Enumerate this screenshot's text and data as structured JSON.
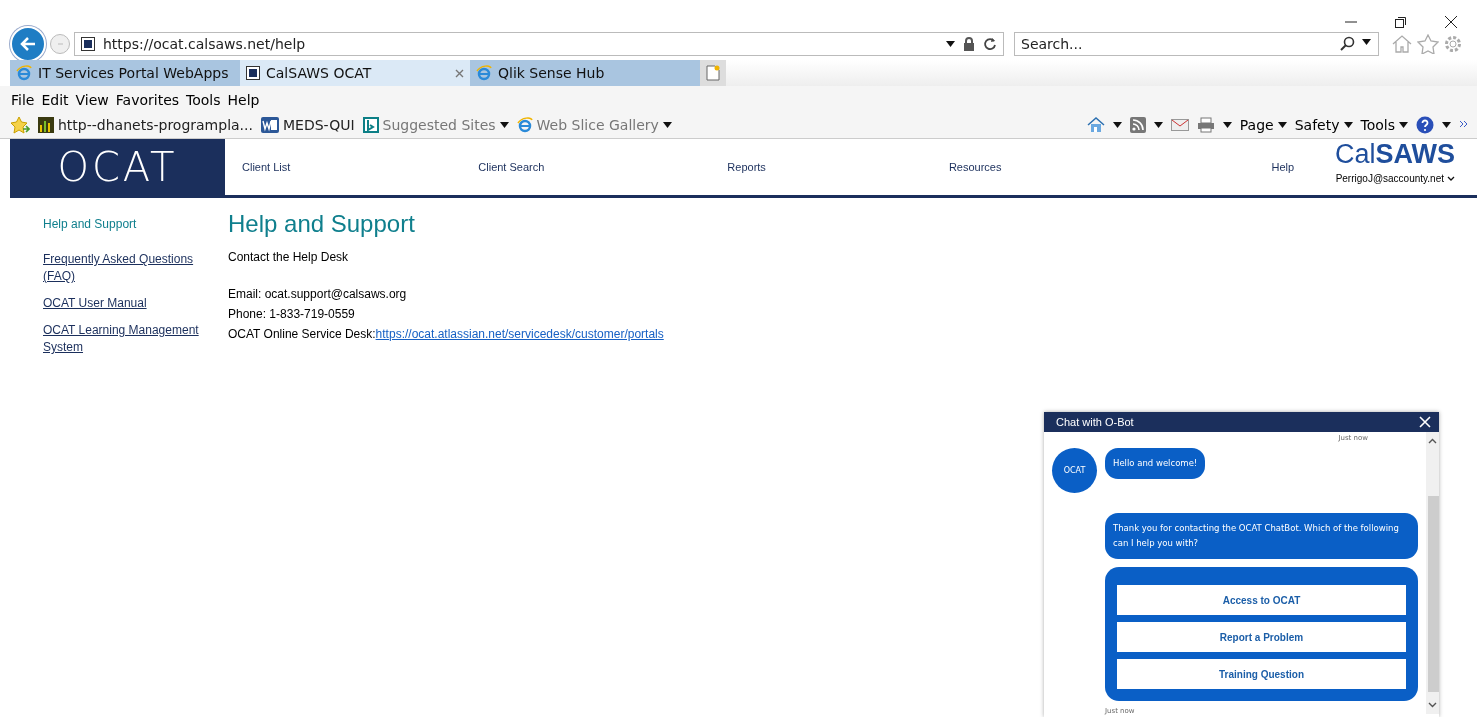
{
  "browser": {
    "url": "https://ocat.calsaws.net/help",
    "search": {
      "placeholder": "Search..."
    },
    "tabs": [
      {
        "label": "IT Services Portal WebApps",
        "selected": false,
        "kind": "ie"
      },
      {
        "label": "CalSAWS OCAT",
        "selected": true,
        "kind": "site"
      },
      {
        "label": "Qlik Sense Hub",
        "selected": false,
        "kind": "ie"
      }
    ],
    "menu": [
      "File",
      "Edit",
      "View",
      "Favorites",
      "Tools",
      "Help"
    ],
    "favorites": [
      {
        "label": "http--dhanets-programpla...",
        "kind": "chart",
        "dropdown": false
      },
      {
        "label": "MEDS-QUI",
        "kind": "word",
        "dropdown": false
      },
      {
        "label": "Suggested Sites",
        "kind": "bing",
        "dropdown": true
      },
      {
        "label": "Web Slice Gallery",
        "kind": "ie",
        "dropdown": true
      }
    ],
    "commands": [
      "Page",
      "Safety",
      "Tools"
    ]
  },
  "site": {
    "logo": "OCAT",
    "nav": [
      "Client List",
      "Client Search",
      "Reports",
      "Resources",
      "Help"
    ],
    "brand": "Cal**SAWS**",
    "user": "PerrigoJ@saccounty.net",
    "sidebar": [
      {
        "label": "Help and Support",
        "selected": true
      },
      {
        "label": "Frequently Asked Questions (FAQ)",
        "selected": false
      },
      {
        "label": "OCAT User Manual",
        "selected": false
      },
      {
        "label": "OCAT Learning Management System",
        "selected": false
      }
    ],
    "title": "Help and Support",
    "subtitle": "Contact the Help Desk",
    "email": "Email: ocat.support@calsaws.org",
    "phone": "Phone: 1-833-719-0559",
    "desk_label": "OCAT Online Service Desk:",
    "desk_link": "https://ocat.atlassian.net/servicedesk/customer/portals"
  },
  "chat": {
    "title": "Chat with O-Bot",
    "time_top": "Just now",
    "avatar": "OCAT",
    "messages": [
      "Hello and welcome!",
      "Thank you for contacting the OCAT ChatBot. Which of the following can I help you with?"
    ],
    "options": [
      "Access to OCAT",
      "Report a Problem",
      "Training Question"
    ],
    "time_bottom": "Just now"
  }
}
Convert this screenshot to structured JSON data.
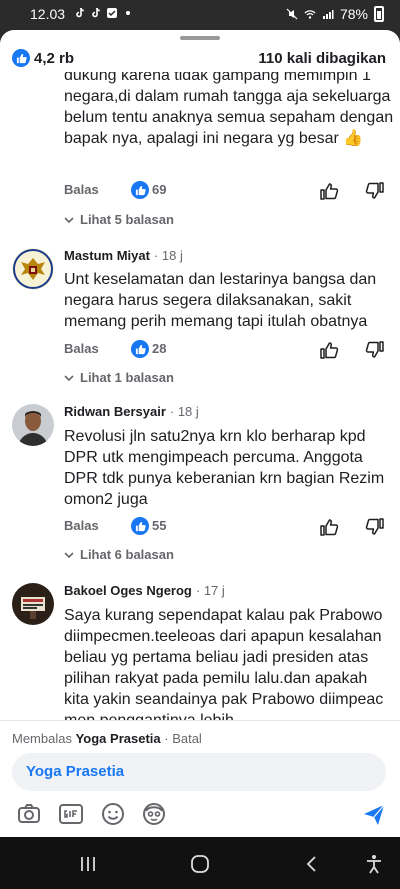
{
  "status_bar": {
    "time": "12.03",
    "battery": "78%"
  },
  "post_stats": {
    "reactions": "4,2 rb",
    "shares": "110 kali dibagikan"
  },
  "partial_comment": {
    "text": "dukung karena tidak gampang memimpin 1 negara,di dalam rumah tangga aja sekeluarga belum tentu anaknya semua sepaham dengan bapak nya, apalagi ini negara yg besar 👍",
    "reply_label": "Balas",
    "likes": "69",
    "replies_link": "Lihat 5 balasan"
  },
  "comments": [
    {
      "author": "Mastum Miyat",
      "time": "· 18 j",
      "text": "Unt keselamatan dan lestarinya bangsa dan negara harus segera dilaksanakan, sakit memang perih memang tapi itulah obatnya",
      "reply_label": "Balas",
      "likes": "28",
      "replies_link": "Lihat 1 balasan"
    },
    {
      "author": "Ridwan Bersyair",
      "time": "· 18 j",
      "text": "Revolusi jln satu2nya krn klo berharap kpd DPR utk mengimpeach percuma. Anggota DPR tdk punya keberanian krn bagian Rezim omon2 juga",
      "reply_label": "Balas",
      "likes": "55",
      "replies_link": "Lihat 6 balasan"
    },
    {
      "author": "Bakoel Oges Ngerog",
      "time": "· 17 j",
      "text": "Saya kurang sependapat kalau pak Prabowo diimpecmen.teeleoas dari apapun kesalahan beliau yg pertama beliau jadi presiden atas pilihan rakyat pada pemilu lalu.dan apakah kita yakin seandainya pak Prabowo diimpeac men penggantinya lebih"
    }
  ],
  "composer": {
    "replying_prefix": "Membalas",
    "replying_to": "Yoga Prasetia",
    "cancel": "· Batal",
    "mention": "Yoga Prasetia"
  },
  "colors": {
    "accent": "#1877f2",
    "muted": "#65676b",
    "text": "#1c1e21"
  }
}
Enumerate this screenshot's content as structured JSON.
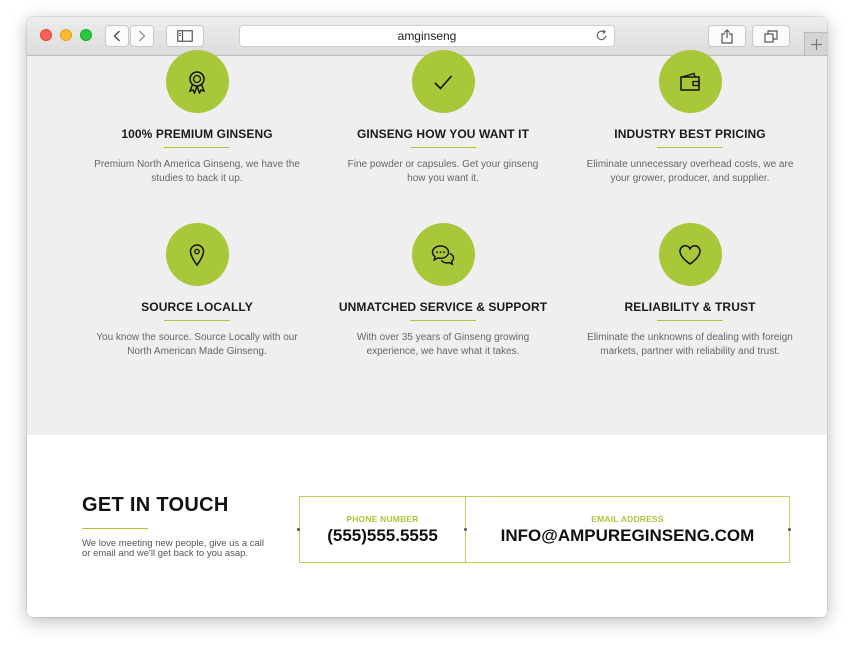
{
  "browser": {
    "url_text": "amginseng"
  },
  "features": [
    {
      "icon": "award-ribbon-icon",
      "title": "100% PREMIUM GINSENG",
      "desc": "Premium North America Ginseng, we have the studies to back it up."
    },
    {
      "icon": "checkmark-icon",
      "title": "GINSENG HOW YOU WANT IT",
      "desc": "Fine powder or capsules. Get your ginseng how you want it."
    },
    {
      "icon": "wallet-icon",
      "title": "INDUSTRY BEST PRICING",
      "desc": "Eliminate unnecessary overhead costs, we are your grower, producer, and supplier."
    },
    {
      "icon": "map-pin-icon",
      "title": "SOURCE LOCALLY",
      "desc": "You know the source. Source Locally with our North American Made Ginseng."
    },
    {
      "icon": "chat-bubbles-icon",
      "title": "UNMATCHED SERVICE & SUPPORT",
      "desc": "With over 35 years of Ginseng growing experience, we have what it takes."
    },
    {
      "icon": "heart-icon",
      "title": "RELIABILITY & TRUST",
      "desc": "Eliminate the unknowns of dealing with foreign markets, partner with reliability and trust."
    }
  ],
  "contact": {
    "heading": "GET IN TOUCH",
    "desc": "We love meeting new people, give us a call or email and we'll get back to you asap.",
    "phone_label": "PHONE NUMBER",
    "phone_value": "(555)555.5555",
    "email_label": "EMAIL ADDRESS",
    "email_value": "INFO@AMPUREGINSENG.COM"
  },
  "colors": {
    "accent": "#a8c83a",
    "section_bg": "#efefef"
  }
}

TASK DESCRIPTION:
Omit the pictures and output all of the other material exactly.

REPLY:
Enumerate this screenshot's text and data as structured JSON.
{
  "browser": {
    "url": "https://ocat.calsaws.net/help",
    "search": {
      "placeholder": "Search..."
    },
    "tabs": [
      {
        "label": "IT Services Portal WebApps",
        "selected": false,
        "kind": "ie"
      },
      {
        "label": "CalSAWS OCAT",
        "selected": true,
        "kind": "site"
      },
      {
        "label": "Qlik Sense Hub",
        "selected": false,
        "kind": "ie"
      }
    ],
    "menu": [
      "File",
      "Edit",
      "View",
      "Favorites",
      "Tools",
      "Help"
    ],
    "favorites": [
      {
        "label": "http--dhanets-programpla...",
        "kind": "chart",
        "dropdown": false
      },
      {
        "label": "MEDS-QUI",
        "kind": "word",
        "dropdown": false
      },
      {
        "label": "Suggested Sites",
        "kind": "bing",
        "dropdown": true
      },
      {
        "label": "Web Slice Gallery",
        "kind": "ie",
        "dropdown": true
      }
    ],
    "commands": [
      "Page",
      "Safety",
      "Tools"
    ]
  },
  "site": {
    "logo": "OCAT",
    "nav": [
      "Client List",
      "Client Search",
      "Reports",
      "Resources",
      "Help"
    ],
    "brand": "Cal**SAWS**",
    "user": "PerrigoJ@saccounty.net",
    "sidebar": [
      {
        "label": "Help and Support",
        "selected": true
      },
      {
        "label": "Frequently Asked Questions (FAQ)",
        "selected": false
      },
      {
        "label": "OCAT User Manual",
        "selected": false
      },
      {
        "label": "OCAT Learning Management System",
        "selected": false
      }
    ],
    "title": "Help and Support",
    "subtitle": "Contact the Help Desk",
    "email": "Email: ocat.support@calsaws.org",
    "phone": "Phone: 1-833-719-0559",
    "desk_label": "OCAT Online Service Desk:",
    "desk_link": "https://ocat.atlassian.net/servicedesk/customer/portals"
  },
  "chat": {
    "title": "Chat with O-Bot",
    "time_top": "Just now",
    "avatar": "OCAT",
    "messages": [
      "Hello and welcome!",
      "Thank you for contacting the OCAT ChatBot. Which of the following can I help you with?"
    ],
    "options": [
      "Access to OCAT",
      "Report a Problem",
      "Training Question"
    ],
    "time_bottom": "Just now"
  }
}
Convert this screenshot to structured JSON data.
{
  "status_bar": {
    "time": "12.03",
    "battery": "78%"
  },
  "post_stats": {
    "reactions": "4,2 rb",
    "shares": "110 kali dibagikan"
  },
  "partial_comment": {
    "text": "dukung karena tidak gampang memimpin 1 negara,di dalam rumah tangga aja sekeluarga belum tentu anaknya semua sepaham dengan bapak nya, apalagi ini negara yg besar 👍",
    "reply_label": "Balas",
    "likes": "69",
    "replies_link": "Lihat 5 balasan"
  },
  "comments": [
    {
      "author": "Mastum Miyat",
      "time": "· 18 j",
      "text": "Unt keselamatan dan lestarinya bangsa dan negara harus segera dilaksanakan, sakit memang perih memang tapi itulah obatnya",
      "reply_label": "Balas",
      "likes": "28",
      "replies_link": "Lihat 1 balasan"
    },
    {
      "author": "Ridwan Bersyair",
      "time": "· 18 j",
      "text": "Revolusi jln satu2nya krn klo berharap kpd DPR utk mengimpeach percuma. Anggota DPR tdk punya keberanian krn bagian Rezim omon2 juga",
      "reply_label": "Balas",
      "likes": "55",
      "replies_link": "Lihat 6 balasan"
    },
    {
      "author": "Bakoel Oges Ngerog",
      "time": "· 17 j",
      "text": "Saya kurang sependapat kalau pak Prabowo diimpecmen.teeleoas dari apapun kesalahan beliau yg pertama beliau jadi presiden atas pilihan rakyat pada pemilu lalu.dan apakah kita yakin seandainya pak Prabowo diimpeac men penggantinya lebih"
    }
  ],
  "composer": {
    "replying_prefix": "Membalas",
    "replying_to": "Yoga Prasetia",
    "cancel": "· Batal",
    "mention": "Yoga Prasetia"
  },
  "colors": {
    "accent": "#1877f2",
    "muted": "#65676b",
    "text": "#1c1e21"
  }
}
Enumerate this screenshot's content as structured JSON.
{
  "browser": {
    "url_text": "amginseng"
  },
  "features": [
    {
      "icon": "award-ribbon-icon",
      "title": "100% PREMIUM GINSENG",
      "desc": "Premium North America Ginseng, we have the studies to back it up."
    },
    {
      "icon": "checkmark-icon",
      "title": "GINSENG HOW YOU WANT IT",
      "desc": "Fine powder or capsules. Get your ginseng how you want it."
    },
    {
      "icon": "wallet-icon",
      "title": "INDUSTRY BEST PRICING",
      "desc": "Eliminate unnecessary overhead costs, we are your grower, producer, and supplier."
    },
    {
      "icon": "map-pin-icon",
      "title": "SOURCE LOCALLY",
      "desc": "You know the source. Source Locally with our North American Made Ginseng."
    },
    {
      "icon": "chat-bubbles-icon",
      "title": "UNMATCHED SERVICE & SUPPORT",
      "desc": "With over 35 years of Ginseng growing experience, we have what it takes."
    },
    {
      "icon": "heart-icon",
      "title": "RELIABILITY & TRUST",
      "desc": "Eliminate the unknowns of dealing with foreign markets, partner with reliability and trust."
    }
  ],
  "contact": {
    "heading": "GET IN TOUCH",
    "desc": "We love meeting new people, give us a call or email and we'll get back to you asap.",
    "phone_label": "PHONE NUMBER",
    "phone_value": "(555)555.5555",
    "email_label": "EMAIL ADDRESS",
    "email_value": "INFO@AMPUREGINSENG.COM"
  },
  "colors": {
    "accent": "#a8c83a",
    "section_bg": "#efefef"
  }
}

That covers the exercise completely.